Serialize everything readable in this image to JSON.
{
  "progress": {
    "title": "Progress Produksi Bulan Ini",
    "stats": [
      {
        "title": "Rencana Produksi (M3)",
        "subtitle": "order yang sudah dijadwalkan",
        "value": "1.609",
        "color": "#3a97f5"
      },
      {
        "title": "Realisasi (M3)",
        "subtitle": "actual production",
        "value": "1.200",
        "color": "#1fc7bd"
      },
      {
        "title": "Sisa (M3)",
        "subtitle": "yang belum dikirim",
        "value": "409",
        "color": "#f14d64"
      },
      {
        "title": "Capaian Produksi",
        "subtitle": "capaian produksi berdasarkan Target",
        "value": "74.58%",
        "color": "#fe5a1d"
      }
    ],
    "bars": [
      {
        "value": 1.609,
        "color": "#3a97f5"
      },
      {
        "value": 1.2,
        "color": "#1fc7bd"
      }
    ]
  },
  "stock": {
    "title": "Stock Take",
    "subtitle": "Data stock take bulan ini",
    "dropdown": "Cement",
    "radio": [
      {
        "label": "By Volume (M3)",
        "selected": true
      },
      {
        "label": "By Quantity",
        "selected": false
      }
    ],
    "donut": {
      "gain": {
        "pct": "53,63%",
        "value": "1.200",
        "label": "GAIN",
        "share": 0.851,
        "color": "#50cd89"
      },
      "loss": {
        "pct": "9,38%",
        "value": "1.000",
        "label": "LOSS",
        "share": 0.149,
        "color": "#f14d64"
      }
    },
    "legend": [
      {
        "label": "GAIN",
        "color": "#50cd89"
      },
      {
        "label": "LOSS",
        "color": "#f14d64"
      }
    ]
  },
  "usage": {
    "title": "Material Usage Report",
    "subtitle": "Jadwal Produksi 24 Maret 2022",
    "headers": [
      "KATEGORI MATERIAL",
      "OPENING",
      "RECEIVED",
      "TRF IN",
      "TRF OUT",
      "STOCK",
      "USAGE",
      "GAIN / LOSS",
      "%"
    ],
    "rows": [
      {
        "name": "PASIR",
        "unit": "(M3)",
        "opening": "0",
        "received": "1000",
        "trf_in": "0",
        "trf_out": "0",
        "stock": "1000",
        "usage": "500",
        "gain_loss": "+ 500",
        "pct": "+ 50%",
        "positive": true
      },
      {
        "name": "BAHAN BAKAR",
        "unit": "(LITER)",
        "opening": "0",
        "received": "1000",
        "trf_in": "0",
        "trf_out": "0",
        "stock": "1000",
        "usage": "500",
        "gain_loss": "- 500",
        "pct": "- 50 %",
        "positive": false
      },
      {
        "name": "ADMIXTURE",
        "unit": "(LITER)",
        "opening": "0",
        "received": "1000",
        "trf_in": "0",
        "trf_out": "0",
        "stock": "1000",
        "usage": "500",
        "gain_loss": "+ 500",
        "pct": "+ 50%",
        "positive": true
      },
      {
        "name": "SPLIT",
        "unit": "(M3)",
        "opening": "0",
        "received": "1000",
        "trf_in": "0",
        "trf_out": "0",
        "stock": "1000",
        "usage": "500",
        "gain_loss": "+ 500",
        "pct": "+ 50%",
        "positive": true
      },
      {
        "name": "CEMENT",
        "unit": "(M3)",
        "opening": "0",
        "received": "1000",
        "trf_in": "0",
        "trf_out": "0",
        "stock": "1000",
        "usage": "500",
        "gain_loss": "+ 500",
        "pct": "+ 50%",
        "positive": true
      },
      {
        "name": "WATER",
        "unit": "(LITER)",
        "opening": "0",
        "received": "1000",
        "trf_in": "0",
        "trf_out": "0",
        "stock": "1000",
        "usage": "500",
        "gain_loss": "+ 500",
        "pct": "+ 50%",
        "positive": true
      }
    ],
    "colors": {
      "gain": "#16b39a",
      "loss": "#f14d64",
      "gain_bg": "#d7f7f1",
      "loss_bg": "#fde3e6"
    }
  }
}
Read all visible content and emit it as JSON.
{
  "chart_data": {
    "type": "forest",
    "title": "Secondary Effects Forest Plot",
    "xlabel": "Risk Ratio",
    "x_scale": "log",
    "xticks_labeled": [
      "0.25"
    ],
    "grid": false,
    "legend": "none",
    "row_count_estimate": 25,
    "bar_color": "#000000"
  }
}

════════

*WHAT YOU HAVE TO DO:*
Set down all of the records shown above once more, exactly.

*SOLUTION:*
Serialize everything readable in this image to JSON.
{
  "progress": {
    "title": "Progress Produksi Bulan Ini",
    "stats": [
      {
        "title": "Rencana Produksi (M3)",
        "subtitle": "order yang sudah dijadwalkan",
        "value": "1.609",
        "color": "#3a97f5"
      },
      {
        "title": "Realisasi (M3)",
        "subtitle": "actual production",
        "value": "1.200",
        "color": "#1fc7bd"
      },
      {
        "title": "Sisa (M3)",
        "subtitle": "yang belum dikirim",
        "value": "409",
        "color": "#f14d64"
      },
      {
        "title": "Capaian Produksi",
        "subtitle": "capaian produksi berdasarkan Target",
        "value": "74.58%",
        "color": "#fe5a1d"
      }
    ],
    "bars": [
      {
        "value": 1.609,
        "color": "#3a97f5"
      },
      {
        "value": 1.2,
        "color": "#1fc7bd"
      }
    ]
  },
  "stock": {
    "title": "Stock Take",
    "subtitle": "Data stock take bulan ini",
    "dropdown": "Cement",
    "radio": [
      {
        "label": "By Volume (M3)",
        "selected": true
      },
      {
        "label": "By Quantity",
        "selected": false
      }
    ],
    "donut": {
      "gain": {
        "pct": "53,63%",
        "value": "1.200",
        "label": "GAIN",
        "share": 0.851,
        "color": "#50cd89"
      },
      "loss": {
        "pct": "9,38%",
        "value": "1.000",
        "label": "LOSS",
        "share": 0.149,
        "color": "#f14d64"
      }
    },
    "legend": [
      {
        "label": "GAIN",
        "color": "#50cd89"
      },
      {
        "label": "LOSS",
        "color": "#f14d64"
      }
    ]
  },
  "usage": {
    "title": "Material Usage Report",
    "subtitle": "Jadwal Produksi 24 Maret 2022",
    "headers": [
      "KATEGORI MATERIAL",
      "OPENING",
      "RECEIVED",
      "TRF IN",
      "TRF OUT",
      "STOCK",
      "USAGE",
      "GAIN / LOSS",
      "%"
    ],
    "rows": [
      {
        "name": "PASIR",
        "unit": "(M3)",
        "opening": "0",
        "received": "1000",
        "trf_in": "0",
        "trf_out": "0",
        "stock": "1000",
        "usage": "500",
        "gain_loss": "+ 500",
        "pct": "+ 50%",
        "positive": true
      },
      {
        "name": "BAHAN BAKAR",
        "unit": "(LITER)",
        "opening": "0",
        "received": "1000",
        "trf_in": "0",
        "trf_out": "0",
        "stock": "1000",
        "usage": "500",
        "gain_loss": "- 500",
        "pct": "- 50 %",
        "positive": false
      },
      {
        "name": "ADMIXTURE",
        "unit": "(LITER)",
        "opening": "0",
        "received": "1000",
        "trf_in": "0",
        "trf_out": "0",
        "stock": "1000",
        "usage": "500",
        "gain_loss": "+ 500",
        "pct": "+ 50%",
        "positive": true
      },
      {
        "name": "SPLIT",
        "unit": "(M3)",
        "opening": "0",
        "received": "1000",
        "trf_in": "0",
        "trf_out": "0",
        "stock": "1000",
        "usage": "500",
        "gain_loss": "+ 500",
        "pct": "+ 50%",
        "positive": true
      },
      {
        "name": "CEMENT",
        "unit": "(M3)",
        "opening": "0",
        "received": "1000",
        "trf_in": "0",
        "trf_out": "0",
        "stock": "1000",
        "usage": "500",
        "gain_loss": "+ 500",
        "pct": "+ 50%",
        "positive": true
      },
      {
        "name": "WATER",
        "unit": "(LITER)",
        "opening": "0",
        "received": "1000",
        "trf_in": "0",
        "trf_out": "0",
        "stock": "1000",
        "usage": "500",
        "gain_loss": "+ 500",
        "pct": "+ 50%",
        "positive": true
      }
    ],
    "colors": {
      "gain": "#16b39a",
      "loss": "#f14d64",
      "gain_bg": "#d7f7f1",
      "loss_bg": "#fde3e6"
    }
  }
}
Read all visible content and emit it as JSON.
{
  "chart_data": {
    "type": "forest",
    "title": "Secondary Effects Forest Plot",
    "xlabel": "Risk Ratio",
    "x_scale": "log",
    "xticks_labeled": [
      "0.25"
    ],
    "grid": false,
    "legend": "none",
    "row_count_estimate": 25,
    "bar_color": "#000000"
  }
}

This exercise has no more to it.